Return every entry exactly as written.

RAW DATA:

----------------

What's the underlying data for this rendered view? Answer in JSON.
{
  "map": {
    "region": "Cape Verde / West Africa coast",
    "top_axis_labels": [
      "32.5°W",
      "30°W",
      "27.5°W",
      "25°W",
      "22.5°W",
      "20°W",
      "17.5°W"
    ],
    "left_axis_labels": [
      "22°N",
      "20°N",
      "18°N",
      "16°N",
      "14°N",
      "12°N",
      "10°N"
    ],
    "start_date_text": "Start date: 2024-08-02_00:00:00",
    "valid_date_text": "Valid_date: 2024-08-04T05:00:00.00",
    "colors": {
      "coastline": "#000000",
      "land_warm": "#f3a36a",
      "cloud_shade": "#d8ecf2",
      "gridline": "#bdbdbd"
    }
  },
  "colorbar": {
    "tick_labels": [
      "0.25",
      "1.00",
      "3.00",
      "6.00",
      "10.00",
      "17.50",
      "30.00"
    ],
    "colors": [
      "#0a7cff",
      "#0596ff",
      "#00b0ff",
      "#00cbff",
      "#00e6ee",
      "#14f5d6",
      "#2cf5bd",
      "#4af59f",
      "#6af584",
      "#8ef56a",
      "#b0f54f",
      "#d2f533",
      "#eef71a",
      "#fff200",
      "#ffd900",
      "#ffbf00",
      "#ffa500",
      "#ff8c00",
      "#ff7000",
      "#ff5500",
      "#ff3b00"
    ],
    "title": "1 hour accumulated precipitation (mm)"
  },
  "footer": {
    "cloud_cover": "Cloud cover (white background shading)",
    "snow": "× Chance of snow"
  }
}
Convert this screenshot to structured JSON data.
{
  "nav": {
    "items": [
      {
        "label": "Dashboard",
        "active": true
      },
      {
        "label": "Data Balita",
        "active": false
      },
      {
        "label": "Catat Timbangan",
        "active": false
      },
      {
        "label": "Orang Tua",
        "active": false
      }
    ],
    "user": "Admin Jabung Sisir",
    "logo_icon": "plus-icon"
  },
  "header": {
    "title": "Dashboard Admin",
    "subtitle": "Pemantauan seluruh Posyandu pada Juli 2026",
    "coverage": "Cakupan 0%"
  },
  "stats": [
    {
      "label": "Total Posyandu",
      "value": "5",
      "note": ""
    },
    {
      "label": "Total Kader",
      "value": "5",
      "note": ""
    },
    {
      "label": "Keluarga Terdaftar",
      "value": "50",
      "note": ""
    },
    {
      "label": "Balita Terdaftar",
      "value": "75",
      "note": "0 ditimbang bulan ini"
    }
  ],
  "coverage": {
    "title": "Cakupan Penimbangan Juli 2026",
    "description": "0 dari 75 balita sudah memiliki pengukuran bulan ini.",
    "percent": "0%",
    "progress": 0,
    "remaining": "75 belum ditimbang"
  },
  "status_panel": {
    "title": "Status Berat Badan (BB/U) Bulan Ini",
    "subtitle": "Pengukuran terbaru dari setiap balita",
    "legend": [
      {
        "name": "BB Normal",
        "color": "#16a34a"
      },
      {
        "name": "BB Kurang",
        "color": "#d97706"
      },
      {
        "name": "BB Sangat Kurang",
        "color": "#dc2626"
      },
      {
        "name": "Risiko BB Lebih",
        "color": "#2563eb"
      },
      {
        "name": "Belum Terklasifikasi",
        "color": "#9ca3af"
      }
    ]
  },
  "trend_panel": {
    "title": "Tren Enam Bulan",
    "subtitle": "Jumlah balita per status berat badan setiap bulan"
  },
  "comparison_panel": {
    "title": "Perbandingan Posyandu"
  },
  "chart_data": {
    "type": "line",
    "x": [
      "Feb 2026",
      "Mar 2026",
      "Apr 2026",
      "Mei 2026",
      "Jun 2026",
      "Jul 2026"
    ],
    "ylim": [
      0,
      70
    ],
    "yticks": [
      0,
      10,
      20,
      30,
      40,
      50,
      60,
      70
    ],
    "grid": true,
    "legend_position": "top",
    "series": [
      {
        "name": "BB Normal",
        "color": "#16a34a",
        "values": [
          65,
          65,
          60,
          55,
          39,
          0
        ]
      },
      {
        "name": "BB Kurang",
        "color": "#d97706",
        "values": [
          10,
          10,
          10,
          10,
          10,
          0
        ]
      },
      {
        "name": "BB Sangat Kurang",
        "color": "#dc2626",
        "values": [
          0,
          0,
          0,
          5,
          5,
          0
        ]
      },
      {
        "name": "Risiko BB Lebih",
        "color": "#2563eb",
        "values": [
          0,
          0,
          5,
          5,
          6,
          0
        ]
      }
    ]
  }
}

----------------

TASK RESULT:
What's the underlying data for this rendered view? Answer in JSON.
{
  "map": {
    "region": "Cape Verde / West Africa coast",
    "top_axis_labels": [
      "32.5°W",
      "30°W",
      "27.5°W",
      "25°W",
      "22.5°W",
      "20°W",
      "17.5°W"
    ],
    "left_axis_labels": [
      "22°N",
      "20°N",
      "18°N",
      "16°N",
      "14°N",
      "12°N",
      "10°N"
    ],
    "start_date_text": "Start date: 2024-08-02_00:00:00",
    "valid_date_text": "Valid_date: 2024-08-04T05:00:00.00",
    "colors": {
      "coastline": "#000000",
      "land_warm": "#f3a36a",
      "cloud_shade": "#d8ecf2",
      "gridline": "#bdbdbd"
    }
  },
  "colorbar": {
    "tick_labels": [
      "0.25",
      "1.00",
      "3.00",
      "6.00",
      "10.00",
      "17.50",
      "30.00"
    ],
    "colors": [
      "#0a7cff",
      "#0596ff",
      "#00b0ff",
      "#00cbff",
      "#00e6ee",
      "#14f5d6",
      "#2cf5bd",
      "#4af59f",
      "#6af584",
      "#8ef56a",
      "#b0f54f",
      "#d2f533",
      "#eef71a",
      "#fff200",
      "#ffd900",
      "#ffbf00",
      "#ffa500",
      "#ff8c00",
      "#ff7000",
      "#ff5500",
      "#ff3b00"
    ],
    "title": "1 hour accumulated precipitation (mm)"
  },
  "footer": {
    "cloud_cover": "Cloud cover (white background shading)",
    "snow": "× Chance of snow"
  }
}
Convert this screenshot to structured JSON data.
{
  "nav": {
    "items": [
      {
        "label": "Dashboard",
        "active": true
      },
      {
        "label": "Data Balita",
        "active": false
      },
      {
        "label": "Catat Timbangan",
        "active": false
      },
      {
        "label": "Orang Tua",
        "active": false
      }
    ],
    "user": "Admin Jabung Sisir",
    "logo_icon": "plus-icon"
  },
  "header": {
    "title": "Dashboard Admin",
    "subtitle": "Pemantauan seluruh Posyandu pada Juli 2026",
    "coverage": "Cakupan 0%"
  },
  "stats": [
    {
      "label": "Total Posyandu",
      "value": "5",
      "note": ""
    },
    {
      "label": "Total Kader",
      "value": "5",
      "note": ""
    },
    {
      "label": "Keluarga Terdaftar",
      "value": "50",
      "note": ""
    },
    {
      "label": "Balita Terdaftar",
      "value": "75",
      "note": "0 ditimbang bulan ini"
    }
  ],
  "coverage": {
    "title": "Cakupan Penimbangan Juli 2026",
    "description": "0 dari 75 balita sudah memiliki pengukuran bulan ini.",
    "percent": "0%",
    "progress": 0,
    "remaining": "75 belum ditimbang"
  },
  "status_panel": {
    "title": "Status Berat Badan (BB/U) Bulan Ini",
    "subtitle": "Pengukuran terbaru dari setiap balita",
    "legend": [
      {
        "name": "BB Normal",
        "color": "#16a34a"
      },
      {
        "name": "BB Kurang",
        "color": "#d97706"
      },
      {
        "name": "BB Sangat Kurang",
        "color": "#dc2626"
      },
      {
        "name": "Risiko BB Lebih",
        "color": "#2563eb"
      },
      {
        "name": "Belum Terklasifikasi",
        "color": "#9ca3af"
      }
    ]
  },
  "trend_panel": {
    "title": "Tren Enam Bulan",
    "subtitle": "Jumlah balita per status berat badan setiap bulan"
  },
  "comparison_panel": {
    "title": "Perbandingan Posyandu"
  },
  "chart_data": {
    "type": "line",
    "x": [
      "Feb 2026",
      "Mar 2026",
      "Apr 2026",
      "Mei 2026",
      "Jun 2026",
      "Jul 2026"
    ],
    "ylim": [
      0,
      70
    ],
    "yticks": [
      0,
      10,
      20,
      30,
      40,
      50,
      60,
      70
    ],
    "grid": true,
    "legend_position": "top",
    "series": [
      {
        "name": "BB Normal",
        "color": "#16a34a",
        "values": [
          65,
          65,
          60,
          55,
          39,
          0
        ]
      },
      {
        "name": "BB Kurang",
        "color": "#d97706",
        "values": [
          10,
          10,
          10,
          10,
          10,
          0
        ]
      },
      {
        "name": "BB Sangat Kurang",
        "color": "#dc2626",
        "values": [
          0,
          0,
          0,
          5,
          5,
          0
        ]
      },
      {
        "name": "Risiko BB Lebih",
        "color": "#2563eb",
        "values": [
          0,
          0,
          5,
          5,
          6,
          0
        ]
      }
    ]
  }
}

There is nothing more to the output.